__Aim__.
Report how many lines contain "drop"; state the number and nothing else.
┌─ Material for this task
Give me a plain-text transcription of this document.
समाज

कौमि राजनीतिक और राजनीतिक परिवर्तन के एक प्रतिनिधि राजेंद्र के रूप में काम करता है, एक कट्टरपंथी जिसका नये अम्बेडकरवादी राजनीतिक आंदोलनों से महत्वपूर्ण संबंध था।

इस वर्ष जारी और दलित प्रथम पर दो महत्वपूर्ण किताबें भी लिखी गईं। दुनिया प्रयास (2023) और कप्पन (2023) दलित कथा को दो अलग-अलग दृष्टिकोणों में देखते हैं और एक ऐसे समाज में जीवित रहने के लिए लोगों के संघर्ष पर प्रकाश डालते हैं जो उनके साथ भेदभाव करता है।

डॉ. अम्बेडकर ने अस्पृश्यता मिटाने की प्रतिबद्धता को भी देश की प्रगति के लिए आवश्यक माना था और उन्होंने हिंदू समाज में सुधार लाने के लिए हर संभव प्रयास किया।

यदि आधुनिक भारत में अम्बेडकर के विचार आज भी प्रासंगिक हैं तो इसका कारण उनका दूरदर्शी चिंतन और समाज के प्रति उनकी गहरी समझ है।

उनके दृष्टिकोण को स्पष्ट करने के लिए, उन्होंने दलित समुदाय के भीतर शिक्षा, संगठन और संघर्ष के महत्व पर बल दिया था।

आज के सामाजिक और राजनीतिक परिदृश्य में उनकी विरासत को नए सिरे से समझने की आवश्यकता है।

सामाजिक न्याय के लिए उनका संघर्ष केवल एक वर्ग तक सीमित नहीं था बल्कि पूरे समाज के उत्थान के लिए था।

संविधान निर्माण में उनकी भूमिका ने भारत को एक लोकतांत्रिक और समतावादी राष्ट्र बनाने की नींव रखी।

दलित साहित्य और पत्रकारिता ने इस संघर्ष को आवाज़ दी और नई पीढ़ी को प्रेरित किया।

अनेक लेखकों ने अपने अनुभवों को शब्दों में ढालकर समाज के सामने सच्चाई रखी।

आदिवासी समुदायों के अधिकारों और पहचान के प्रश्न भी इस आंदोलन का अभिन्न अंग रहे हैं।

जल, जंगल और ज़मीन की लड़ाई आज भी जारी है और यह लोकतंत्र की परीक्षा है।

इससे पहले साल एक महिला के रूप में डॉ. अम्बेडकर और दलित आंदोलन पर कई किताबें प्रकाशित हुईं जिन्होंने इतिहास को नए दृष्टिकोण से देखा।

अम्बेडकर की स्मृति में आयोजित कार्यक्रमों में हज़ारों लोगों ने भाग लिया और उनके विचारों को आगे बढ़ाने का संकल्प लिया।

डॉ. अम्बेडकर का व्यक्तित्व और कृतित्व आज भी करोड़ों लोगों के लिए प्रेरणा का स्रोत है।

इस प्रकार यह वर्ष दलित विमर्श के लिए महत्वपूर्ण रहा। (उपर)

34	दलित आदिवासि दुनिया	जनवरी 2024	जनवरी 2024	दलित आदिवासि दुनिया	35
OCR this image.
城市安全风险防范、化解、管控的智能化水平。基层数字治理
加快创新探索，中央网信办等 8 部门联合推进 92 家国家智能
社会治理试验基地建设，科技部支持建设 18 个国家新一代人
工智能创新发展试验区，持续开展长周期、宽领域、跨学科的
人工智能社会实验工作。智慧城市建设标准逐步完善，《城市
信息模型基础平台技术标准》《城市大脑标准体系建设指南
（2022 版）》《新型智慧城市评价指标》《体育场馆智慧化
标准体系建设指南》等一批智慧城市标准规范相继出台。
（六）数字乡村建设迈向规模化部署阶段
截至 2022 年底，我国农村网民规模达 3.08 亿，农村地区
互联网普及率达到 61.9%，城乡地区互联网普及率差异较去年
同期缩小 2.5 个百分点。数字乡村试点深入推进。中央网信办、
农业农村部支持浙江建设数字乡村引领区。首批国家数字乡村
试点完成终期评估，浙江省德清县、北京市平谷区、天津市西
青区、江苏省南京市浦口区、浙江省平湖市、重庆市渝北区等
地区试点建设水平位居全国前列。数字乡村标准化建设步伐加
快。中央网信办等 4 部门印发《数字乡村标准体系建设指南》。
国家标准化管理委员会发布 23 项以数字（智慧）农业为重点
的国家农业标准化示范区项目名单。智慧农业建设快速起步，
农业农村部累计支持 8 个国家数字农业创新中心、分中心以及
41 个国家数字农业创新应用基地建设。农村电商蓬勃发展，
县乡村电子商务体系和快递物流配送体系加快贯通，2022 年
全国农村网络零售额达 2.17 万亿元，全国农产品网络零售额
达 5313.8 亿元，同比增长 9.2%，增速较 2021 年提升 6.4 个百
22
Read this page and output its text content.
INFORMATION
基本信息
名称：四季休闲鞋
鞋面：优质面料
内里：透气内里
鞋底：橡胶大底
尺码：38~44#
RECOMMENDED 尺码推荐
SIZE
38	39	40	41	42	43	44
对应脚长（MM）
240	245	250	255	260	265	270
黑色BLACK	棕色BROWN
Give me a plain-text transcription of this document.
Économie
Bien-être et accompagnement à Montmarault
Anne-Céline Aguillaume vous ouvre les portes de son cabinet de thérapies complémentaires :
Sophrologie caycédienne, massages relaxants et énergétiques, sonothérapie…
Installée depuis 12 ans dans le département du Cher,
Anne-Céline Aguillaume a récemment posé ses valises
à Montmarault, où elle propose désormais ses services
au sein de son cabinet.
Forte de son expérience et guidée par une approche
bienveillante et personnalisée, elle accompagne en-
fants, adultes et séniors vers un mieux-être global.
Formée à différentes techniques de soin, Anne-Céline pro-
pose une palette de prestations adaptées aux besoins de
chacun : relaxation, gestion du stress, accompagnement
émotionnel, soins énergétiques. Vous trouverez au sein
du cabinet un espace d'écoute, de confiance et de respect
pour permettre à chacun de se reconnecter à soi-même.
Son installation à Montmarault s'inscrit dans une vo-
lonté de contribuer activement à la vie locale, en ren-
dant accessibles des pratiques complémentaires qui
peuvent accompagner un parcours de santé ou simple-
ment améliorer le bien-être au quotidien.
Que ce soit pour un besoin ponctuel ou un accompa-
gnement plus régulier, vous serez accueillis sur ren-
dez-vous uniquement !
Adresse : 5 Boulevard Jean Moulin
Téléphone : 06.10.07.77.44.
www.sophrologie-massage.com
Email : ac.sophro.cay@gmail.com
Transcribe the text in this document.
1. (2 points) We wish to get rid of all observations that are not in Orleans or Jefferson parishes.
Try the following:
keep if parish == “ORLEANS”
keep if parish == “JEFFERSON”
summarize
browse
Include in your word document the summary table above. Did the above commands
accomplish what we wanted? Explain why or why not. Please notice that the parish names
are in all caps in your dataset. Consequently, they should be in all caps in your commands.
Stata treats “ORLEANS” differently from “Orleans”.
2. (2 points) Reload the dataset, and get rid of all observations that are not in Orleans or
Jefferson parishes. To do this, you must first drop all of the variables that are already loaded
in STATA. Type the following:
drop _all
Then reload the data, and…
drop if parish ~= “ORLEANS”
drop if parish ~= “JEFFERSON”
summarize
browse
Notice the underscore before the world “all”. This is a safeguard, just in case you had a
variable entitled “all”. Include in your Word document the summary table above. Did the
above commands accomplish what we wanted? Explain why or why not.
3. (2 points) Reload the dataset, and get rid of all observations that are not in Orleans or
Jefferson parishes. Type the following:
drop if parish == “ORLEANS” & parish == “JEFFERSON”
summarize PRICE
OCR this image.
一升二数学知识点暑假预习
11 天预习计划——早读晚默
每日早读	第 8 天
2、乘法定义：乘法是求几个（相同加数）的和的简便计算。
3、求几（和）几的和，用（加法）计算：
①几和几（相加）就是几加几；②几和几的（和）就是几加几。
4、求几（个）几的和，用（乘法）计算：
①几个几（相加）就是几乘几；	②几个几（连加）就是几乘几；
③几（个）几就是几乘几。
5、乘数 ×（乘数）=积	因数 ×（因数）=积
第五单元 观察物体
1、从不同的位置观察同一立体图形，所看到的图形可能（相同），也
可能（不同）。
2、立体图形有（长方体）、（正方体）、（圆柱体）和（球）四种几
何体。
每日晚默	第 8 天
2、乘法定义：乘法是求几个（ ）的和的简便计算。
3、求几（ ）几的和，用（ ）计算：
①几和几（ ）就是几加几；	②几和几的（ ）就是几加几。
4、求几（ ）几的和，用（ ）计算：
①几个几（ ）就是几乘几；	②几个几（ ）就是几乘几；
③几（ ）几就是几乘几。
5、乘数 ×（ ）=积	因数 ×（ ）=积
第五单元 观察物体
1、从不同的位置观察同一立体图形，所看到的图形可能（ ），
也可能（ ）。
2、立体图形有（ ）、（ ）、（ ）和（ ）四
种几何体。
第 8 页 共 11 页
└─
__Correct output__.
5